▶ _TASK DIRECTIONS_: Make an exact copy of the entries below with the pictures removed.

▶ _AVAILABLE RECORDS_:
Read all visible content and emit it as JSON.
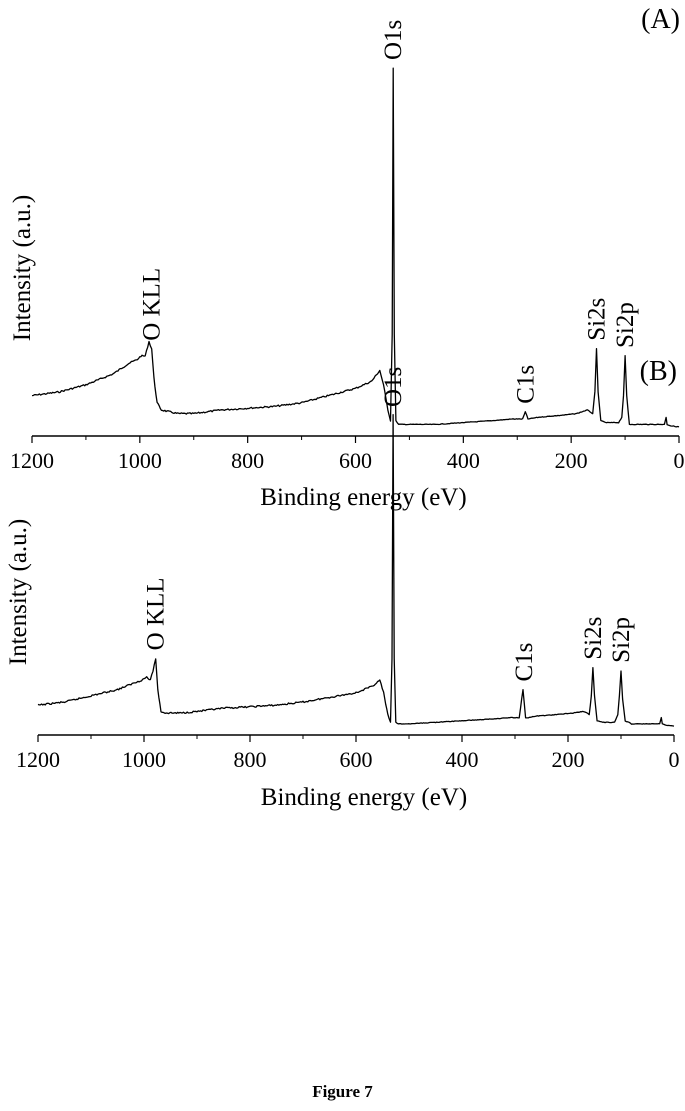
{
  "figure_caption": "Figure 7",
  "chart_data": [
    {
      "type": "line",
      "panel_label": "(A)",
      "xlabel": "Binding energy (eV)",
      "ylabel": "Intensity (a.u.)",
      "xlim": [
        1200,
        0
      ],
      "x_reversed": true,
      "ylim": [
        0,
        100
      ],
      "y_ticks_shown": false,
      "grid": false,
      "x_ticks": [
        1200,
        1000,
        800,
        600,
        400,
        200,
        0
      ],
      "series": [
        {
          "name": "",
          "x": [
            1200,
            1150,
            1100,
            1050,
            1020,
            1005,
            998,
            990,
            983,
            978,
            974,
            968,
            960,
            945,
            930,
            900,
            850,
            800,
            750,
            700,
            650,
            600,
            570,
            555,
            548,
            540,
            535,
            532,
            530,
            528,
            525,
            520,
            500,
            450,
            400,
            350,
            310,
            290,
            285,
            280,
            260,
            220,
            190,
            170,
            160,
            156,
            153,
            150,
            145,
            135,
            125,
            112,
            106,
            103,
            100,
            97,
            92,
            80,
            60,
            40,
            27,
            24,
            22,
            19,
            15,
            5,
            0
          ],
          "y": [
            9,
            10,
            12,
            15,
            18,
            19,
            20,
            20,
            24,
            22,
            14,
            7,
            5,
            4.5,
            4,
            4,
            5,
            5.5,
            6,
            7,
            9,
            11,
            13,
            16,
            12,
            5,
            2,
            26,
            100,
            26,
            2,
            1,
            1,
            1,
            1.5,
            2,
            2.5,
            2.5,
            4.5,
            2.5,
            3,
            3.5,
            4,
            5,
            4,
            10,
            22,
            10,
            2,
            1.5,
            1.5,
            1.5,
            3,
            9,
            20,
            9,
            1,
            1,
            1,
            1,
            1,
            3,
            1,
            0.8,
            0.6,
            0.4,
            0.3
          ]
        }
      ],
      "annotations": [
        {
          "text": "O KLL",
          "x": 978
        },
        {
          "text": "O1s",
          "x": 530
        },
        {
          "text": "C1s",
          "x": 285
        },
        {
          "text": "Si2s",
          "x": 153
        },
        {
          "text": "Si2p",
          "x": 100
        }
      ]
    },
    {
      "type": "line",
      "panel_label": "(B)",
      "xlabel": "Binding energy (eV)",
      "ylabel": "Intensity (a.u.)",
      "xlim": [
        1200,
        0
      ],
      "x_reversed": true,
      "ylim": [
        0,
        100
      ],
      "y_ticks_shown": false,
      "grid": false,
      "x_ticks": [
        1200,
        1000,
        800,
        600,
        400,
        200,
        0
      ],
      "series": [
        {
          "name": "",
          "x": [
            1200,
            1150,
            1100,
            1050,
            1020,
            1005,
            995,
            988,
            983,
            978,
            974,
            968,
            960,
            945,
            930,
            900,
            850,
            800,
            750,
            700,
            650,
            600,
            570,
            555,
            548,
            540,
            535,
            532,
            530,
            528,
            525,
            520,
            500,
            450,
            400,
            350,
            310,
            292,
            285,
            280,
            275,
            260,
            220,
            190,
            170,
            160,
            156,
            153,
            150,
            145,
            135,
            125,
            112,
            106,
            103,
            100,
            97,
            92,
            80,
            60,
            40,
            27,
            24,
            22,
            19,
            15,
            5,
            0
          ],
          "y": [
            7,
            8,
            10,
            12,
            14,
            15,
            16,
            15,
            18,
            22,
            12,
            5,
            4.5,
            4.5,
            4.5,
            5,
            6,
            6.5,
            7,
            8,
            9.5,
            11,
            13,
            15,
            11,
            4,
            1.5,
            22,
            100,
            22,
            1.5,
            1,
            1,
            1.5,
            2,
            2.5,
            3,
            3,
            12,
            3,
            3,
            3.5,
            4,
            4.5,
            5,
            4,
            10,
            19,
            10,
            2,
            1.5,
            1.5,
            1.5,
            4,
            10,
            18,
            9,
            2,
            1,
            1,
            1,
            1,
            3,
            1,
            0.8,
            0.6,
            0.4,
            0.3
          ]
        }
      ],
      "annotations": [
        {
          "text": "O KLL",
          "x": 978
        },
        {
          "text": "O1s",
          "x": 530
        },
        {
          "text": "C1s",
          "x": 283
        },
        {
          "text": "Si2s",
          "x": 153
        },
        {
          "text": "Si2p",
          "x": 100
        }
      ]
    }
  ]
}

▶ _OUTPUT OF THE EXERCISE_:
Read all visible content and emit it as JSON.
{
  "figure_caption": "Figure 7",
  "chart_data": [
    {
      "type": "line",
      "panel_label": "(A)",
      "xlabel": "Binding energy (eV)",
      "ylabel": "Intensity (a.u.)",
      "xlim": [
        1200,
        0
      ],
      "x_reversed": true,
      "ylim": [
        0,
        100
      ],
      "y_ticks_shown": false,
      "grid": false,
      "x_ticks": [
        1200,
        1000,
        800,
        600,
        400,
        200,
        0
      ],
      "series": [
        {
          "name": "",
          "x": [
            1200,
            1150,
            1100,
            1050,
            1020,
            1005,
            998,
            990,
            983,
            978,
            974,
            968,
            960,
            945,
            930,
            900,
            850,
            800,
            750,
            700,
            650,
            600,
            570,
            555,
            548,
            540,
            535,
            532,
            530,
            528,
            525,
            520,
            500,
            450,
            400,
            350,
            310,
            290,
            285,
            280,
            260,
            220,
            190,
            170,
            160,
            156,
            153,
            150,
            145,
            135,
            125,
            112,
            106,
            103,
            100,
            97,
            92,
            80,
            60,
            40,
            27,
            24,
            22,
            19,
            15,
            5,
            0
          ],
          "y": [
            9,
            10,
            12,
            15,
            18,
            19,
            20,
            20,
            24,
            22,
            14,
            7,
            5,
            4.5,
            4,
            4,
            5,
            5.5,
            6,
            7,
            9,
            11,
            13,
            16,
            12,
            5,
            2,
            26,
            100,
            26,
            2,
            1,
            1,
            1,
            1.5,
            2,
            2.5,
            2.5,
            4.5,
            2.5,
            3,
            3.5,
            4,
            5,
            4,
            10,
            22,
            10,
            2,
            1.5,
            1.5,
            1.5,
            3,
            9,
            20,
            9,
            1,
            1,
            1,
            1,
            1,
            3,
            1,
            0.8,
            0.6,
            0.4,
            0.3
          ]
        }
      ],
      "annotations": [
        {
          "text": "O KLL",
          "x": 978
        },
        {
          "text": "O1s",
          "x": 530
        },
        {
          "text": "C1s",
          "x": 285
        },
        {
          "text": "Si2s",
          "x": 153
        },
        {
          "text": "Si2p",
          "x": 100
        }
      ]
    },
    {
      "type": "line",
      "panel_label": "(B)",
      "xlabel": "Binding energy (eV)",
      "ylabel": "Intensity (a.u.)",
      "xlim": [
        1200,
        0
      ],
      "x_reversed": true,
      "ylim": [
        0,
        100
      ],
      "y_ticks_shown": false,
      "grid": false,
      "x_ticks": [
        1200,
        1000,
        800,
        600,
        400,
        200,
        0
      ],
      "series": [
        {
          "name": "",
          "x": [
            1200,
            1150,
            1100,
            1050,
            1020,
            1005,
            995,
            988,
            983,
            978,
            974,
            968,
            960,
            945,
            930,
            900,
            850,
            800,
            750,
            700,
            650,
            600,
            570,
            555,
            548,
            540,
            535,
            532,
            530,
            528,
            525,
            520,
            500,
            450,
            400,
            350,
            310,
            292,
            285,
            280,
            275,
            260,
            220,
            190,
            170,
            160,
            156,
            153,
            150,
            145,
            135,
            125,
            112,
            106,
            103,
            100,
            97,
            92,
            80,
            60,
            40,
            27,
            24,
            22,
            19,
            15,
            5,
            0
          ],
          "y": [
            7,
            8,
            10,
            12,
            14,
            15,
            16,
            15,
            18,
            22,
            12,
            5,
            4.5,
            4.5,
            4.5,
            5,
            6,
            6.5,
            7,
            8,
            9.5,
            11,
            13,
            15,
            11,
            4,
            1.5,
            22,
            100,
            22,
            1.5,
            1,
            1,
            1.5,
            2,
            2.5,
            3,
            3,
            12,
            3,
            3,
            3.5,
            4,
            4.5,
            5,
            4,
            10,
            19,
            10,
            2,
            1.5,
            1.5,
            1.5,
            4,
            10,
            18,
            9,
            2,
            1,
            1,
            1,
            1,
            3,
            1,
            0.8,
            0.6,
            0.4,
            0.3
          ]
        }
      ],
      "annotations": [
        {
          "text": "O KLL",
          "x": 978
        },
        {
          "text": "O1s",
          "x": 530
        },
        {
          "text": "C1s",
          "x": 283
        },
        {
          "text": "Si2s",
          "x": 153
        },
        {
          "text": "Si2p",
          "x": 100
        }
      ]
    }
  ]
}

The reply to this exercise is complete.